The exercise: Reproduce all lines of the listing below in which the word "till" occurs.

-----

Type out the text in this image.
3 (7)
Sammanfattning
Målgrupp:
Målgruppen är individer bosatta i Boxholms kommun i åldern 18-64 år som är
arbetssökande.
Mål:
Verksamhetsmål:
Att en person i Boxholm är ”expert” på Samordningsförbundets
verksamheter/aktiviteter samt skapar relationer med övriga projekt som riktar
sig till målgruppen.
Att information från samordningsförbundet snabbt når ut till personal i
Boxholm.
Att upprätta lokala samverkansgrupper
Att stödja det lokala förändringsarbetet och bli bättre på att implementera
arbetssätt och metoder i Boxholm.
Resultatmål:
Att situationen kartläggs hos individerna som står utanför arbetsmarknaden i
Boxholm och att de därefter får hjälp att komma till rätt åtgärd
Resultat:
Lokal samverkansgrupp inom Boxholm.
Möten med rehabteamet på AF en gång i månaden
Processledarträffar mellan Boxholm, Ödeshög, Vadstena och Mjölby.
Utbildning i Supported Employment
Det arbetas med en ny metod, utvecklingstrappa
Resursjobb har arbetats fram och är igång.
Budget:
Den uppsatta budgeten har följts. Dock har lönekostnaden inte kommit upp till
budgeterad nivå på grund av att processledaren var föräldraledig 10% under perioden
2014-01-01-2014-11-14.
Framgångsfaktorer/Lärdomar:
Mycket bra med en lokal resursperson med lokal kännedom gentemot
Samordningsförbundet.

-----

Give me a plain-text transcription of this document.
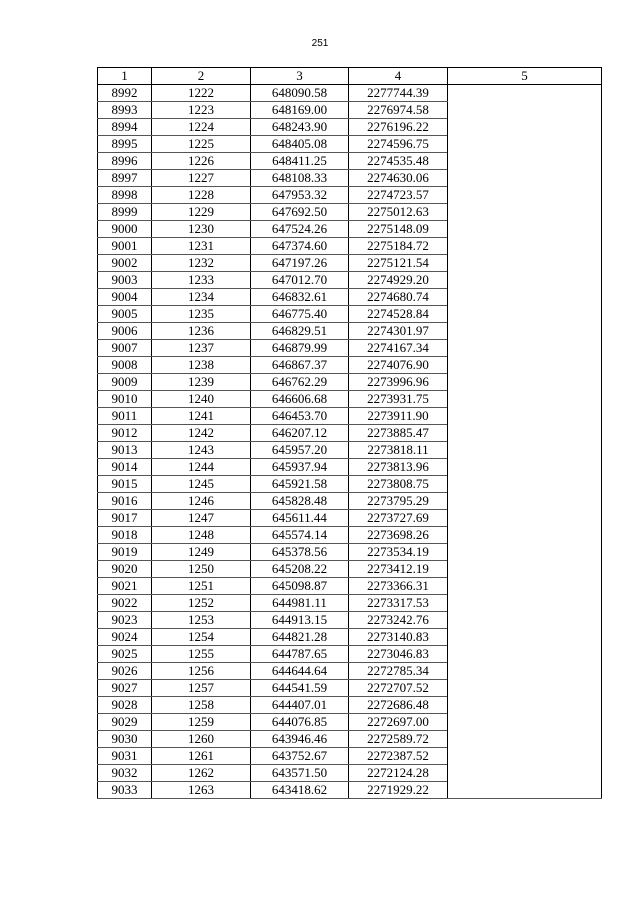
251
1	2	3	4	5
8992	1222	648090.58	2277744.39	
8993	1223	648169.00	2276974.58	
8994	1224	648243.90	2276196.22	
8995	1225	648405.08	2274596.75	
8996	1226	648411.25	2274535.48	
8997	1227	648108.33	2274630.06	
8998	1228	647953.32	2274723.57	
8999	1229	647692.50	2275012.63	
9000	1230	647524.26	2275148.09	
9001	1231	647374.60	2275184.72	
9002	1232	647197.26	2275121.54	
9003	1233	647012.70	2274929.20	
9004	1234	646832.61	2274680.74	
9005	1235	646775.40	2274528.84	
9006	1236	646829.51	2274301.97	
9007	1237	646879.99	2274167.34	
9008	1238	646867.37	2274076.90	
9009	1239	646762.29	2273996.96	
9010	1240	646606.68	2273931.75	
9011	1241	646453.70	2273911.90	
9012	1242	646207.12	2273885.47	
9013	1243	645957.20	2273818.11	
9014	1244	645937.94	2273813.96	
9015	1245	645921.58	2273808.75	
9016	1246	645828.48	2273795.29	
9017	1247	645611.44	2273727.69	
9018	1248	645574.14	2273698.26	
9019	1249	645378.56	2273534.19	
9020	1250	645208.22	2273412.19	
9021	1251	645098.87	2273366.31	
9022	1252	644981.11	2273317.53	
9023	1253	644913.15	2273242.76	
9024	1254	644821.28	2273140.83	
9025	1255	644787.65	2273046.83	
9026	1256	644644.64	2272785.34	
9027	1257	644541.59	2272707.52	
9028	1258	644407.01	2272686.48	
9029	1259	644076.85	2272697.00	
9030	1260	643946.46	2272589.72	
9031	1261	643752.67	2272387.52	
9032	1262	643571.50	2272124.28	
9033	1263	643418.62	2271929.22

-----

Result of the task:
sig till målgruppen.
Att information från samordningsförbundet snabbt når ut till personal i
Boxholm och att de därefter får hjälp att komma till rätt åtgärd
Den uppsatta budgeten har följts. Dock har lönekostnaden inte kommit upp till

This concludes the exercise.